**Instruction**
Print the entries verbatim, leaving out the images they contain.

Structured figure records:
+--

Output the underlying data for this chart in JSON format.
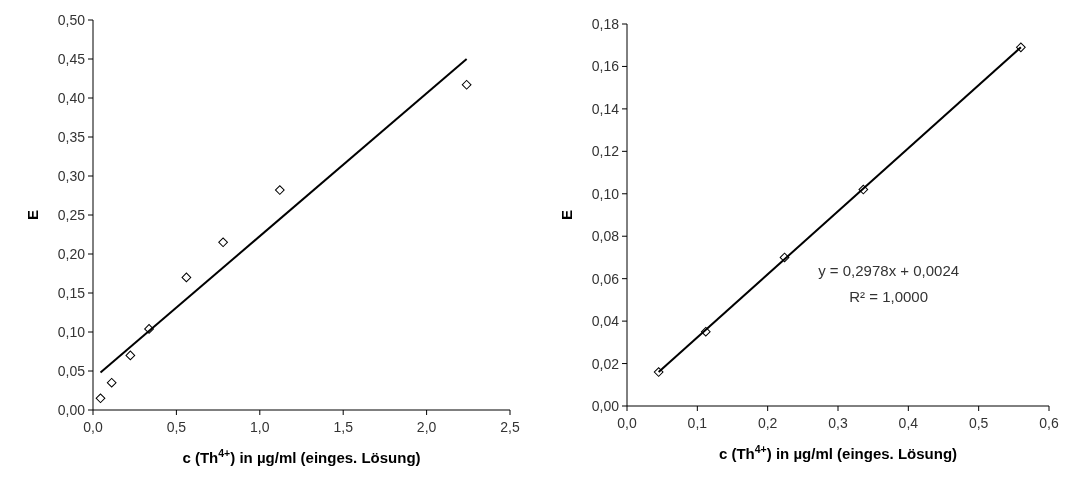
{
  "chart_data": [
    {
      "type": "scatter",
      "xlabel": "c (Th$^{4+}$) in µg/ml (einges. Lösung)",
      "ylabel": "E",
      "marker": "diamond",
      "grid": false,
      "xlim": [
        0,
        2.5
      ],
      "ylim": [
        0,
        0.5
      ],
      "xticks": [
        {
          "value": 0,
          "label": "0,0"
        },
        {
          "value": 0.5,
          "label": "0,5"
        },
        {
          "value": 1,
          "label": "1,0"
        },
        {
          "value": 1.5,
          "label": "1,5"
        },
        {
          "value": 2,
          "label": "2,0"
        },
        {
          "value": 2.5,
          "label": "2,5"
        }
      ],
      "yticks": [
        {
          "value": 0,
          "label": "0,00"
        },
        {
          "value": 0.05,
          "label": "0,05"
        },
        {
          "value": 0.1,
          "label": "0,10"
        },
        {
          "value": 0.15,
          "label": "0,15"
        },
        {
          "value": 0.2,
          "label": "0,20"
        },
        {
          "value": 0.25,
          "label": "0,25"
        },
        {
          "value": 0.3,
          "label": "0,30"
        },
        {
          "value": 0.35,
          "label": "0,35"
        },
        {
          "value": 0.4,
          "label": "0,40"
        },
        {
          "value": 0.45,
          "label": "0,45"
        },
        {
          "value": 0.5,
          "label": "0,50"
        }
      ],
      "series": [
        {
          "color": "#000000",
          "x": [
            0.045,
            0.112,
            0.224,
            0.336,
            0.56,
            0.78,
            1.12,
            2.24
          ],
          "values": [
            0.015,
            0.035,
            0.07,
            0.104,
            0.17,
            0.215,
            0.282,
            0.417
          ]
        },
        {
          "type": "line",
          "color": "#000000",
          "marker": "none",
          "x": [
            0.045,
            2.24
          ],
          "values": [
            0.048,
            0.45
          ]
        }
      ]
    },
    {
      "type": "scatter",
      "xlabel": "c  (Th$^{4+}$) in µg/ml (einges. Lösung)",
      "ylabel": "E",
      "marker": "diamond",
      "grid": false,
      "xlim": [
        0,
        0.6
      ],
      "ylim": [
        0,
        0.18
      ],
      "xticks": [
        {
          "value": 0,
          "label": "0,0"
        },
        {
          "value": 0.1,
          "label": "0,1"
        },
        {
          "value": 0.2,
          "label": "0,2"
        },
        {
          "value": 0.3,
          "label": "0,3"
        },
        {
          "value": 0.4,
          "label": "0,4"
        },
        {
          "value": 0.5,
          "label": "0,5"
        },
        {
          "value": 0.6,
          "label": "0,6"
        }
      ],
      "yticks": [
        {
          "value": 0,
          "label": "0,00"
        },
        {
          "value": 0.02,
          "label": "0,02"
        },
        {
          "value": 0.04,
          "label": "0,04"
        },
        {
          "value": 0.06,
          "label": "0,06"
        },
        {
          "value": 0.08,
          "label": "0,08"
        },
        {
          "value": 0.1,
          "label": "0,10"
        },
        {
          "value": 0.12,
          "label": "0,12"
        },
        {
          "value": 0.14,
          "label": "0,14"
        },
        {
          "value": 0.16,
          "label": "0,16"
        },
        {
          "value": 0.18,
          "label": "0,18"
        }
      ],
      "annotations": [
        "y = 0,2978x + 0,0024",
        "R² = 1,0000"
      ],
      "series": [
        {
          "color": "#000000",
          "x": [
            0.045,
            0.112,
            0.224,
            0.336,
            0.56
          ],
          "values": [
            0.016,
            0.035,
            0.07,
            0.102,
            0.169
          ]
        },
        {
          "type": "line",
          "color": "#000000",
          "marker": "none",
          "x": [
            0.045,
            0.56
          ],
          "values": [
            0.016,
            0.169
          ]
        }
      ]
    }
  ]
}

+--

**Solution to this task**
Output the underlying data for this chart in JSON format.
{
  "chart_data": [
    {
      "type": "scatter",
      "xlabel": "c (Th$^{4+}$) in µg/ml (einges. Lösung)",
      "ylabel": "E",
      "marker": "diamond",
      "grid": false,
      "xlim": [
        0,
        2.5
      ],
      "ylim": [
        0,
        0.5
      ],
      "xticks": [
        {
          "value": 0,
          "label": "0,0"
        },
        {
          "value": 0.5,
          "label": "0,5"
        },
        {
          "value": 1,
          "label": "1,0"
        },
        {
          "value": 1.5,
          "label": "1,5"
        },
        {
          "value": 2,
          "label": "2,0"
        },
        {
          "value": 2.5,
          "label": "2,5"
        }
      ],
      "yticks": [
        {
          "value": 0,
          "label": "0,00"
        },
        {
          "value": 0.05,
          "label": "0,05"
        },
        {
          "value": 0.1,
          "label": "0,10"
        },
        {
          "value": 0.15,
          "label": "0,15"
        },
        {
          "value": 0.2,
          "label": "0,20"
        },
        {
          "value": 0.25,
          "label": "0,25"
        },
        {
          "value": 0.3,
          "label": "0,30"
        },
        {
          "value": 0.35,
          "label": "0,35"
        },
        {
          "value": 0.4,
          "label": "0,40"
        },
        {
          "value": 0.45,
          "label": "0,45"
        },
        {
          "value": 0.5,
          "label": "0,50"
        }
      ],
      "series": [
        {
          "color": "#000000",
          "x": [
            0.045,
            0.112,
            0.224,
            0.336,
            0.56,
            0.78,
            1.12,
            2.24
          ],
          "values": [
            0.015,
            0.035,
            0.07,
            0.104,
            0.17,
            0.215,
            0.282,
            0.417
          ]
        },
        {
          "type": "line",
          "color": "#000000",
          "marker": "none",
          "x": [
            0.045,
            2.24
          ],
          "values": [
            0.048,
            0.45
          ]
        }
      ]
    },
    {
      "type": "scatter",
      "xlabel": "c  (Th$^{4+}$) in µg/ml (einges. Lösung)",
      "ylabel": "E",
      "marker": "diamond",
      "grid": false,
      "xlim": [
        0,
        0.6
      ],
      "ylim": [
        0,
        0.18
      ],
      "xticks": [
        {
          "value": 0,
          "label": "0,0"
        },
        {
          "value": 0.1,
          "label": "0,1"
        },
        {
          "value": 0.2,
          "label": "0,2"
        },
        {
          "value": 0.3,
          "label": "0,3"
        },
        {
          "value": 0.4,
          "label": "0,4"
        },
        {
          "value": 0.5,
          "label": "0,5"
        },
        {
          "value": 0.6,
          "label": "0,6"
        }
      ],
      "yticks": [
        {
          "value": 0,
          "label": "0,00"
        },
        {
          "value": 0.02,
          "label": "0,02"
        },
        {
          "value": 0.04,
          "label": "0,04"
        },
        {
          "value": 0.06,
          "label": "0,06"
        },
        {
          "value": 0.08,
          "label": "0,08"
        },
        {
          "value": 0.1,
          "label": "0,10"
        },
        {
          "value": 0.12,
          "label": "0,12"
        },
        {
          "value": 0.14,
          "label": "0,14"
        },
        {
          "value": 0.16,
          "label": "0,16"
        },
        {
          "value": 0.18,
          "label": "0,18"
        }
      ],
      "annotations": [
        "y = 0,2978x + 0,0024",
        "R² = 1,0000"
      ],
      "series": [
        {
          "color": "#000000",
          "x": [
            0.045,
            0.112,
            0.224,
            0.336,
            0.56
          ],
          "values": [
            0.016,
            0.035,
            0.07,
            0.102,
            0.169
          ]
        },
        {
          "type": "line",
          "color": "#000000",
          "marker": "none",
          "x": [
            0.045,
            0.56
          ],
          "values": [
            0.016,
            0.169
          ]
        }
      ]
    }
  ]
}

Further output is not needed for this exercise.